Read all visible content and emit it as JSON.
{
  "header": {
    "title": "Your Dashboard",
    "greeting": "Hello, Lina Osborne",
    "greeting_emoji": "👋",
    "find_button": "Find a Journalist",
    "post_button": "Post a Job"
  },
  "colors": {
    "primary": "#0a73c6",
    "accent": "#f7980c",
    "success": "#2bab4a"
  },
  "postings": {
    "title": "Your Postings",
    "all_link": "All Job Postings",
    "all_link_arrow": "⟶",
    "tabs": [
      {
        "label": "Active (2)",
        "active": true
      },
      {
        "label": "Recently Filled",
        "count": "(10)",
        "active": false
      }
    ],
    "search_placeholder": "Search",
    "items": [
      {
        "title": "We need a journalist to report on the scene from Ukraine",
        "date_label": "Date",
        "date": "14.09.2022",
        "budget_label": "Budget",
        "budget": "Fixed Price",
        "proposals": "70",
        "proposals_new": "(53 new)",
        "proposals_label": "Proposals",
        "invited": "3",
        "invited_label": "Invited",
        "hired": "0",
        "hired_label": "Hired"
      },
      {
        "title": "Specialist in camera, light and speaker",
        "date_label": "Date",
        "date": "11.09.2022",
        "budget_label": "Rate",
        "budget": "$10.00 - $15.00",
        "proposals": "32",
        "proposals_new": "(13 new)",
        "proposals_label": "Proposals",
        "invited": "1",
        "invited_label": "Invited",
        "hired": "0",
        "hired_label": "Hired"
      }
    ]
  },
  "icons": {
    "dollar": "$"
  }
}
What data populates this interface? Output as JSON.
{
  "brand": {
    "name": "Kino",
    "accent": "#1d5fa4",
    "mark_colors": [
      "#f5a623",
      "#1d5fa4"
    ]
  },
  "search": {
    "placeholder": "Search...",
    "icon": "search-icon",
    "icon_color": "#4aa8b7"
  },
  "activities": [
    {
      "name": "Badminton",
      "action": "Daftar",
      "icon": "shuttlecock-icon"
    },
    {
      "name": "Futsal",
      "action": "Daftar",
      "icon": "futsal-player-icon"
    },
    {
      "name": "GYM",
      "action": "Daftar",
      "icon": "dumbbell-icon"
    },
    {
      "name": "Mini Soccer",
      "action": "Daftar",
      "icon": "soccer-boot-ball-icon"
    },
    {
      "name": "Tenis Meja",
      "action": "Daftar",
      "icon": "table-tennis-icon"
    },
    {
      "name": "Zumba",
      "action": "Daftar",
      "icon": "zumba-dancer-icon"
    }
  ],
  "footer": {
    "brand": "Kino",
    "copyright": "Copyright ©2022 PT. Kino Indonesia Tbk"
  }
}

------------------------------------------------

• _WORK TO BE COMPLETED_
Transcribe the material above in its entirety. Match it exactly.

• _EXERCISE OUTPUT_
Read all visible content and emit it as JSON.
{
  "header": {
    "title": "Your Dashboard",
    "greeting": "Hello, Lina Osborne",
    "greeting_emoji": "👋",
    "find_button": "Find a Journalist",
    "post_button": "Post a Job"
  },
  "colors": {
    "primary": "#0a73c6",
    "accent": "#f7980c",
    "success": "#2bab4a"
  },
  "postings": {
    "title": "Your Postings",
    "all_link": "All Job Postings",
    "all_link_arrow": "⟶",
    "tabs": [
      {
        "label": "Active (2)",
        "active": true
      },
      {
        "label": "Recently Filled",
        "count": "(10)",
        "active": false
      }
    ],
    "search_placeholder": "Search",
    "items": [
      {
        "title": "We need a journalist to report on the scene from Ukraine",
        "date_label": "Date",
        "date": "14.09.2022",
        "budget_label": "Budget",
        "budget": "Fixed Price",
        "proposals": "70",
        "proposals_new": "(53 new)",
        "proposals_label": "Proposals",
        "invited": "3",
        "invited_label": "Invited",
        "hired": "0",
        "hired_label": "Hired"
      },
      {
        "title": "Specialist in camera, light and speaker",
        "date_label": "Date",
        "date": "11.09.2022",
        "budget_label": "Rate",
        "budget": "$10.00 - $15.00",
        "proposals": "32",
        "proposals_new": "(13 new)",
        "proposals_label": "Proposals",
        "invited": "1",
        "invited_label": "Invited",
        "hired": "0",
        "hired_label": "Hired"
      }
    ]
  },
  "icons": {
    "dollar": "$"
  }
}
What data populates this interface? Output as JSON.
{
  "brand": {
    "name": "Kino",
    "accent": "#1d5fa4",
    "mark_colors": [
      "#f5a623",
      "#1d5fa4"
    ]
  },
  "search": {
    "placeholder": "Search...",
    "icon": "search-icon",
    "icon_color": "#4aa8b7"
  },
  "activities": [
    {
      "name": "Badminton",
      "action": "Daftar",
      "icon": "shuttlecock-icon"
    },
    {
      "name": "Futsal",
      "action": "Daftar",
      "icon": "futsal-player-icon"
    },
    {
      "name": "GYM",
      "action": "Daftar",
      "icon": "dumbbell-icon"
    },
    {
      "name": "Mini Soccer",
      "action": "Daftar",
      "icon": "soccer-boot-ball-icon"
    },
    {
      "name": "Tenis Meja",
      "action": "Daftar",
      "icon": "table-tennis-icon"
    },
    {
      "name": "Zumba",
      "action": "Daftar",
      "icon": "zumba-dancer-icon"
    }
  ],
  "footer": {
    "brand": "Kino",
    "copyright": "Copyright ©2022 PT. Kino Indonesia Tbk"
  }
}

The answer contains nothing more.